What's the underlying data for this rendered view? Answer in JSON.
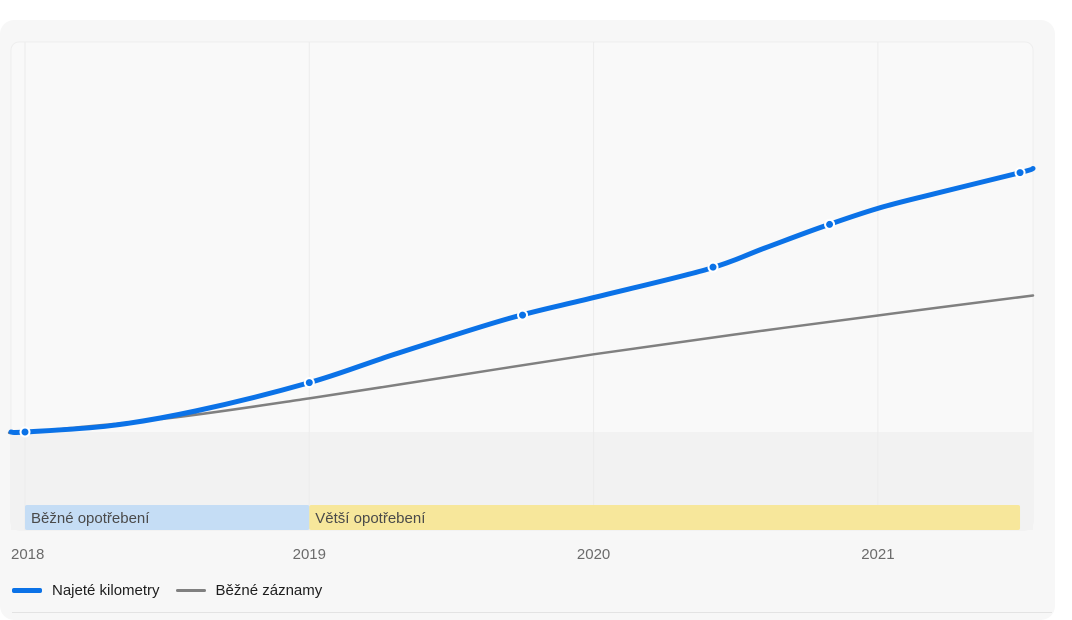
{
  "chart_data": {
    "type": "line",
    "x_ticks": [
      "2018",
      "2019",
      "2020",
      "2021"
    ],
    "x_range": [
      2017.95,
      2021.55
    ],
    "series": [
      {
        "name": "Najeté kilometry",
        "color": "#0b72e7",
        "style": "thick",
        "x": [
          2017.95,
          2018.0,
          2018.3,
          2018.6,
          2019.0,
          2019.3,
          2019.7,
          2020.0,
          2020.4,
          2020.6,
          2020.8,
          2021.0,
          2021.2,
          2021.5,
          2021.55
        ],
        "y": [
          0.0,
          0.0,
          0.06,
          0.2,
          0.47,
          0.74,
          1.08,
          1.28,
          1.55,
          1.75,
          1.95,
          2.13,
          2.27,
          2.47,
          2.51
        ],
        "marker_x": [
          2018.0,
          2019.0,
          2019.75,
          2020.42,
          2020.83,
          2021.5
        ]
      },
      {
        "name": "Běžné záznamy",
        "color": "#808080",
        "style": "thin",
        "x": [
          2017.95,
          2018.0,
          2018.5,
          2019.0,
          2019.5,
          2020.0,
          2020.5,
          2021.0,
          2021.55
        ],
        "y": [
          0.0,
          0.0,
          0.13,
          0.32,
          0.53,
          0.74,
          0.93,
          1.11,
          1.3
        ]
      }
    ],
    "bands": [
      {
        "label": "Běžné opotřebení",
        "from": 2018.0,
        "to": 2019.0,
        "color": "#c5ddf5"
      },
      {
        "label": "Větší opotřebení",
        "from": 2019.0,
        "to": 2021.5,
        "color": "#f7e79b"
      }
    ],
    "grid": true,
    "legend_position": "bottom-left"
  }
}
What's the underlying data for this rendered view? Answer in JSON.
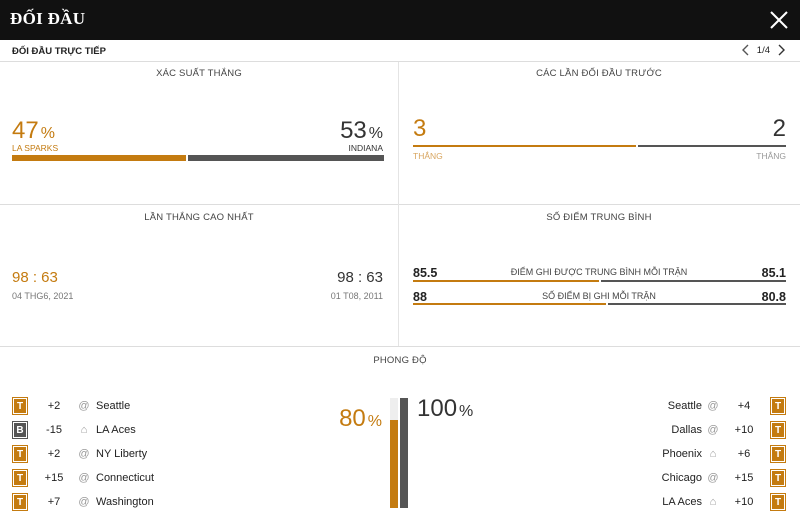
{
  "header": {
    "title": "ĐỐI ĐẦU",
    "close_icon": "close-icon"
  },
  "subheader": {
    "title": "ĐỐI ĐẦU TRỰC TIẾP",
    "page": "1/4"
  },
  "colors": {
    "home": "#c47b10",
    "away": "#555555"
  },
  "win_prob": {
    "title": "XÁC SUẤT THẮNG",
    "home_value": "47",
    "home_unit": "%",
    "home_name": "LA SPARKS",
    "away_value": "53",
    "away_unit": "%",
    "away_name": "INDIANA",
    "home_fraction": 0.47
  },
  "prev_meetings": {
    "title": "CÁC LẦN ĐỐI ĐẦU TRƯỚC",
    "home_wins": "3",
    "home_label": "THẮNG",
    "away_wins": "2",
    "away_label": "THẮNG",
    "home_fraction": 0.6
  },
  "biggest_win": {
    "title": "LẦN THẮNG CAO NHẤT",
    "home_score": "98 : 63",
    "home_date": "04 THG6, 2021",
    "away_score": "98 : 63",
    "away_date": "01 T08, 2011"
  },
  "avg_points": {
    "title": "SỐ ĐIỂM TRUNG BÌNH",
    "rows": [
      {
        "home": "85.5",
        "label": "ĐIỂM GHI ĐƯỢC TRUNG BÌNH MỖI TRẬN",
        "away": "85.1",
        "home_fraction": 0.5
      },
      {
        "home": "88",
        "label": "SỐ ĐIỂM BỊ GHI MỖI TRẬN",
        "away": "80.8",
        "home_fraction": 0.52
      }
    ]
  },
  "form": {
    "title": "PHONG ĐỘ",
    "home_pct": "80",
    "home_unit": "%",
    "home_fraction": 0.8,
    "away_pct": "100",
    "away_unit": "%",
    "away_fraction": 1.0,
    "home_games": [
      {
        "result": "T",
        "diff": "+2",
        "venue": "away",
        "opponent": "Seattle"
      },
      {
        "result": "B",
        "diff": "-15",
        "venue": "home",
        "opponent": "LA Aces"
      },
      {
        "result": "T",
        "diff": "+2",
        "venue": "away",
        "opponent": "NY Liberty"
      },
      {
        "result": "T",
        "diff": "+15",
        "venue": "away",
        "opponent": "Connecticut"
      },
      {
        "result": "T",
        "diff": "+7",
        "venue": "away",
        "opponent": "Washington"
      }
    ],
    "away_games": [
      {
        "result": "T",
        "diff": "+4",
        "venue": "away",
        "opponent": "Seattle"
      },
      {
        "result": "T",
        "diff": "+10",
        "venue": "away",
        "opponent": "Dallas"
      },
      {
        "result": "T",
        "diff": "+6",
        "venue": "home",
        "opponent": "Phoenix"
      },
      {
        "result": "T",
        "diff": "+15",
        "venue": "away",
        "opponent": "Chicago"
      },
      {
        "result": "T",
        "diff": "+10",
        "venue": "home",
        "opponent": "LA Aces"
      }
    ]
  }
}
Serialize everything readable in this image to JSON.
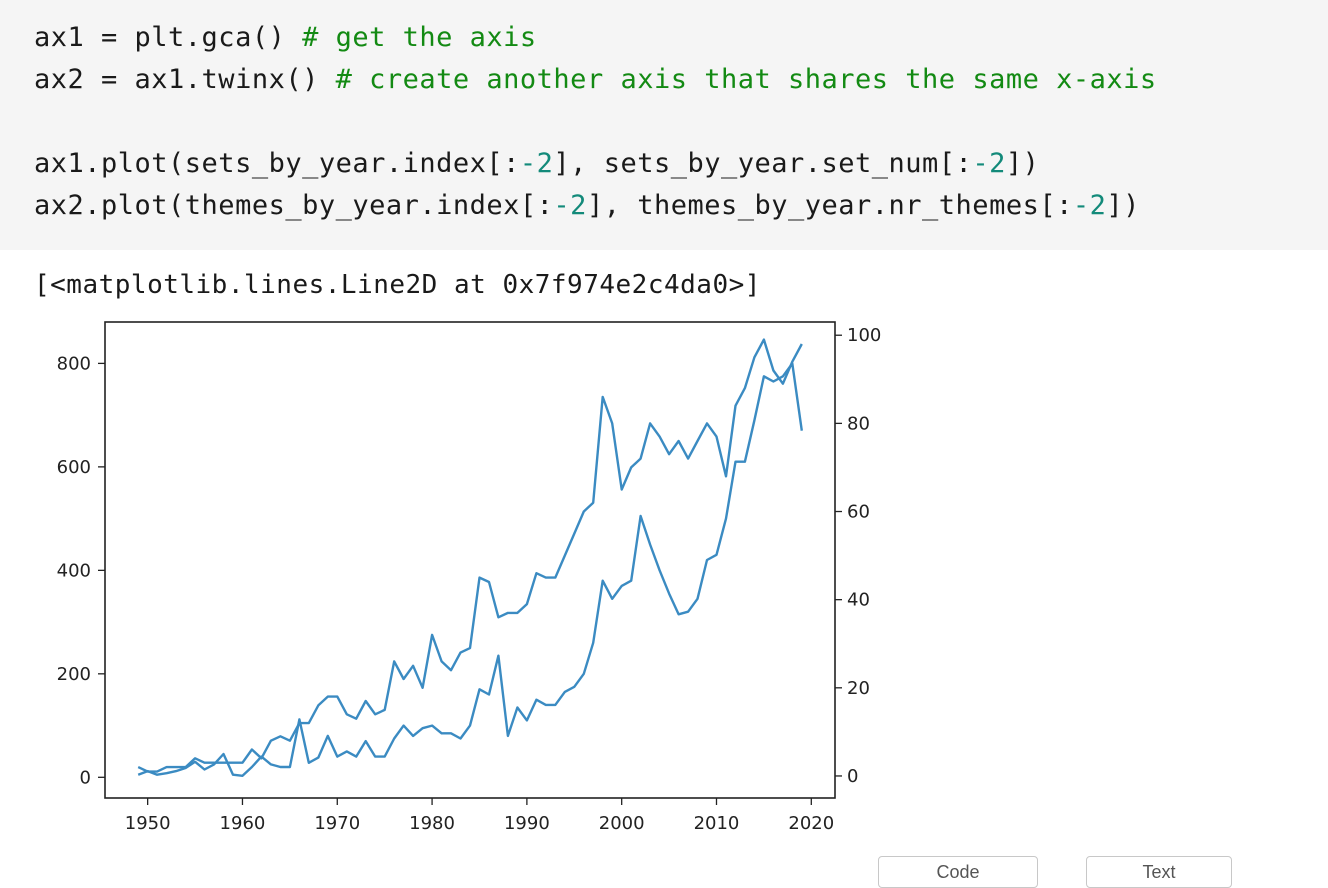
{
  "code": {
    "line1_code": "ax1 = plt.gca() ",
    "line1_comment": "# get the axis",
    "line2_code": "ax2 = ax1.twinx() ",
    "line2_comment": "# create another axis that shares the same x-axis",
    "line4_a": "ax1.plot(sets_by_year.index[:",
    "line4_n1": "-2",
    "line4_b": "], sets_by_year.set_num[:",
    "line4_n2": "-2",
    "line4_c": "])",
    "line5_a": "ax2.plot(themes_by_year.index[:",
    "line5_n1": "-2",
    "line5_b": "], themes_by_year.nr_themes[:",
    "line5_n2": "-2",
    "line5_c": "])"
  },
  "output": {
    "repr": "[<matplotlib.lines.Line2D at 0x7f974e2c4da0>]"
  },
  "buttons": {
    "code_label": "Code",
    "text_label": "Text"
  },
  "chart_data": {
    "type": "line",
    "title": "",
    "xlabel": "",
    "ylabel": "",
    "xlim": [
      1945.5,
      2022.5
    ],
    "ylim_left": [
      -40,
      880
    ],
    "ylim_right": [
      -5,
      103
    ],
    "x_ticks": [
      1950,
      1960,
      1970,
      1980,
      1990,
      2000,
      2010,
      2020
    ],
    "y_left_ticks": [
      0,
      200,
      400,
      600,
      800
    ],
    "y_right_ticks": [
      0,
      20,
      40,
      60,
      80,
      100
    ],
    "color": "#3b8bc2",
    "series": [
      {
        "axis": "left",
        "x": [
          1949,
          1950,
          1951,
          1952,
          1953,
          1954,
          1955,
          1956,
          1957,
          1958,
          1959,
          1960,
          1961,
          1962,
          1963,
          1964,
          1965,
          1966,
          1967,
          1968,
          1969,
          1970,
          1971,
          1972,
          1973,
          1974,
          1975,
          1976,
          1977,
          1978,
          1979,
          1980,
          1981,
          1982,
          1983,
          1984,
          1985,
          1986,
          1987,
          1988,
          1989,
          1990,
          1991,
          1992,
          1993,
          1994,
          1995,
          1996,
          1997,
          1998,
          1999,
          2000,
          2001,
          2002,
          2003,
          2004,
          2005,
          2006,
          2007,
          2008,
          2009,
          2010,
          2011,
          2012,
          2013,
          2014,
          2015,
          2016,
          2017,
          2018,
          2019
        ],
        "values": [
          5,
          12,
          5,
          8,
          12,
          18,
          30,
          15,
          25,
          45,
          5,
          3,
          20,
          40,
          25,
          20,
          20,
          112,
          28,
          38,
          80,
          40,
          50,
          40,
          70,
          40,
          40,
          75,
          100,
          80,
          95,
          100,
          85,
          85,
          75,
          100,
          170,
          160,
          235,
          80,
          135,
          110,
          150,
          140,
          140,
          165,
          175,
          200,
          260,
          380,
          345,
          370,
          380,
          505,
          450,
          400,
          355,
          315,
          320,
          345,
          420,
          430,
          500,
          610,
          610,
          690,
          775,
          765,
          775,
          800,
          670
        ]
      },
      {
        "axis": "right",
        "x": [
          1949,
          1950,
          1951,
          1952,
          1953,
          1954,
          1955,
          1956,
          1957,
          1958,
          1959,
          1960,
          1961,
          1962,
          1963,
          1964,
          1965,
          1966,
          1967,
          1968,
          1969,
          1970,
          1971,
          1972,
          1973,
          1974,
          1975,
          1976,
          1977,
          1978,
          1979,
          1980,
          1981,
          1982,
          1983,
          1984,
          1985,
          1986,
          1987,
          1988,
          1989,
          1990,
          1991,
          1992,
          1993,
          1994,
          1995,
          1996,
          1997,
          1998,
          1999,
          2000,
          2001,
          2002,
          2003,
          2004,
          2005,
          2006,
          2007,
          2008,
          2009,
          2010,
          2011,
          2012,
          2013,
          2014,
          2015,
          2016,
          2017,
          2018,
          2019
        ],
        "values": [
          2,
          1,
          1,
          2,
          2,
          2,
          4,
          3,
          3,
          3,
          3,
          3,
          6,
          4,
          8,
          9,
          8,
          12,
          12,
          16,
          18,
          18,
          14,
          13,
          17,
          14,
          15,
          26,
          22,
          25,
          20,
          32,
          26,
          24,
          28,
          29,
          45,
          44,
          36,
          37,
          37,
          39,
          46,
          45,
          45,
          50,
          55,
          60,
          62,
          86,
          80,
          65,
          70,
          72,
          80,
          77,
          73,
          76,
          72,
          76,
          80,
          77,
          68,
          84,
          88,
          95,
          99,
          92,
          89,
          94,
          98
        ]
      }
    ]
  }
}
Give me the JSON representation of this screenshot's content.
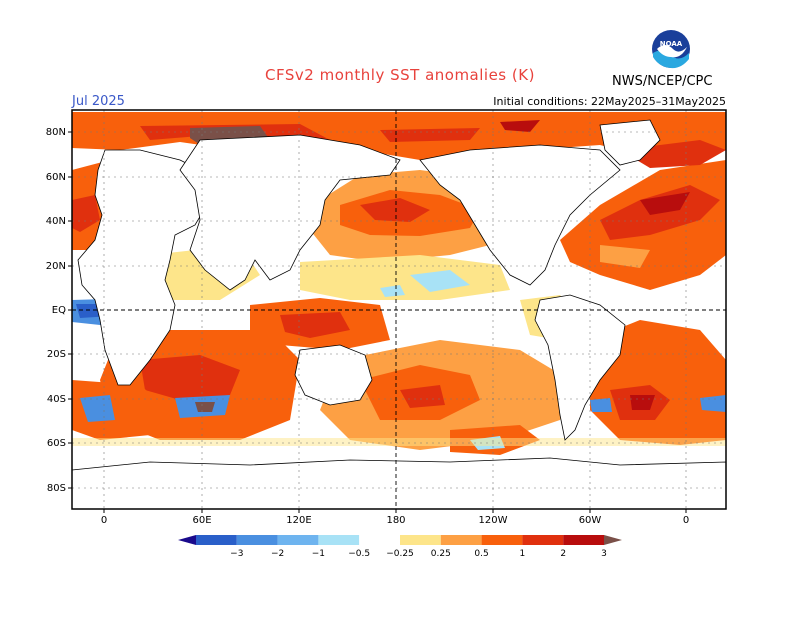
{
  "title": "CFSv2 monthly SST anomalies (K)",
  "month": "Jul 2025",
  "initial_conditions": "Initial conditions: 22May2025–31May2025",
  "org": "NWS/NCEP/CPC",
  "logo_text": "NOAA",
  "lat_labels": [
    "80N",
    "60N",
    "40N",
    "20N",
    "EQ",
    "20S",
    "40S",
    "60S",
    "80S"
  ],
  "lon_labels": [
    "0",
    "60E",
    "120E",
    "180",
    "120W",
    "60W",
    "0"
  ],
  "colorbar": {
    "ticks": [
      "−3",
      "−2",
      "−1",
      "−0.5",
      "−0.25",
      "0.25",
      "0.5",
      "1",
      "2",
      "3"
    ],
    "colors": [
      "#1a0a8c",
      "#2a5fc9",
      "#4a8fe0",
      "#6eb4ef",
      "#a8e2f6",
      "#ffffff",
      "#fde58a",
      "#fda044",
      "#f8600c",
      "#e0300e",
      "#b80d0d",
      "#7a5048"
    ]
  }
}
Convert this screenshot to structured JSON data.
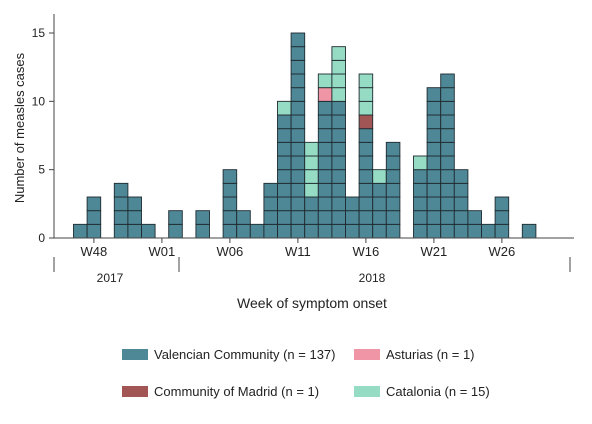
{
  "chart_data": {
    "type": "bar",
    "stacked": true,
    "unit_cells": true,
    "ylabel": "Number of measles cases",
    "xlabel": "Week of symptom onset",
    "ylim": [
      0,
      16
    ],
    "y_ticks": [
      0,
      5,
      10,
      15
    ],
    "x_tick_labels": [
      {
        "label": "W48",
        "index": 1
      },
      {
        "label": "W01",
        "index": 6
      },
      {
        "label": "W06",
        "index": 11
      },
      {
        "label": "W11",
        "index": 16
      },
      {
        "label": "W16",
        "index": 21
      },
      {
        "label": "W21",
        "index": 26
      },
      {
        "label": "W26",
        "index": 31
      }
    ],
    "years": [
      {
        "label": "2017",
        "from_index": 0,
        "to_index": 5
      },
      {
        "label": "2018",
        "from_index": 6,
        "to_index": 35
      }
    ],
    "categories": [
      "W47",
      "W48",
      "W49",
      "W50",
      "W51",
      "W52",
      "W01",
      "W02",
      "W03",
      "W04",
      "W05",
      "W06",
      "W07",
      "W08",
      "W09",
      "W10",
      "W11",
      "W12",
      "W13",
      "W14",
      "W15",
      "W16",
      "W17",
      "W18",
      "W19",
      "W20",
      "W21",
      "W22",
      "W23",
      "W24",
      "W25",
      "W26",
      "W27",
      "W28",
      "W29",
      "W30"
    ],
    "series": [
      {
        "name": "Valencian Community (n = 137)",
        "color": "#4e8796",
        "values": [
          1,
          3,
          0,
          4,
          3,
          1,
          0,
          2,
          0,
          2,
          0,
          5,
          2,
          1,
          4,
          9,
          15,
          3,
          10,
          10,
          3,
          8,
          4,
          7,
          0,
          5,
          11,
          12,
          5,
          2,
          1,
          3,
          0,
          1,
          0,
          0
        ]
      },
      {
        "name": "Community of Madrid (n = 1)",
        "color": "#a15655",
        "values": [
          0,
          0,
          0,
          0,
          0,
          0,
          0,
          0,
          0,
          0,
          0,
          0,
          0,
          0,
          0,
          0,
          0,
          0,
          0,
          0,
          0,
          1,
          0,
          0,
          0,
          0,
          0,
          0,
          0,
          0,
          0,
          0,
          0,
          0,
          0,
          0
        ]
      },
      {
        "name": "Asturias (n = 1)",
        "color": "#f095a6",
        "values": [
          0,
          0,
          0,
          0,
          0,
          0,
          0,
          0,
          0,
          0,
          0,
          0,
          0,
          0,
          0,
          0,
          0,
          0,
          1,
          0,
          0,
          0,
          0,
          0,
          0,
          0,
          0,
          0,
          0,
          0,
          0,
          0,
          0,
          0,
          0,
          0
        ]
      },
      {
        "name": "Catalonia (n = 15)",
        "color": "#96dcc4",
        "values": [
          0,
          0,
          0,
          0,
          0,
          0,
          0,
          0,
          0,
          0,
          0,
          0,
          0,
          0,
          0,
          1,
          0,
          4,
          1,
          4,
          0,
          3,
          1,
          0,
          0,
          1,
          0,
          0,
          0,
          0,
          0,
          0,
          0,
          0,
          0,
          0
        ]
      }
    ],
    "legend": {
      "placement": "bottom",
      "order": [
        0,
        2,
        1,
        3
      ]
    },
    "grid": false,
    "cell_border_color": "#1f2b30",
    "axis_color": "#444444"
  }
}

▶ [TASK OBJECTIVE] From the entries above, return each line with the word "diff" in it.

▶ [REPLY TO THE EXERCISE]
        "diff": "+2",
        "diff": "-15",
        "diff": "+2",
        "diff": "+15",
        "diff": "+7",
        "diff": "+4",
        "diff": "+10",
        "diff": "+6",
        "diff": "+15",
        "diff": "+10",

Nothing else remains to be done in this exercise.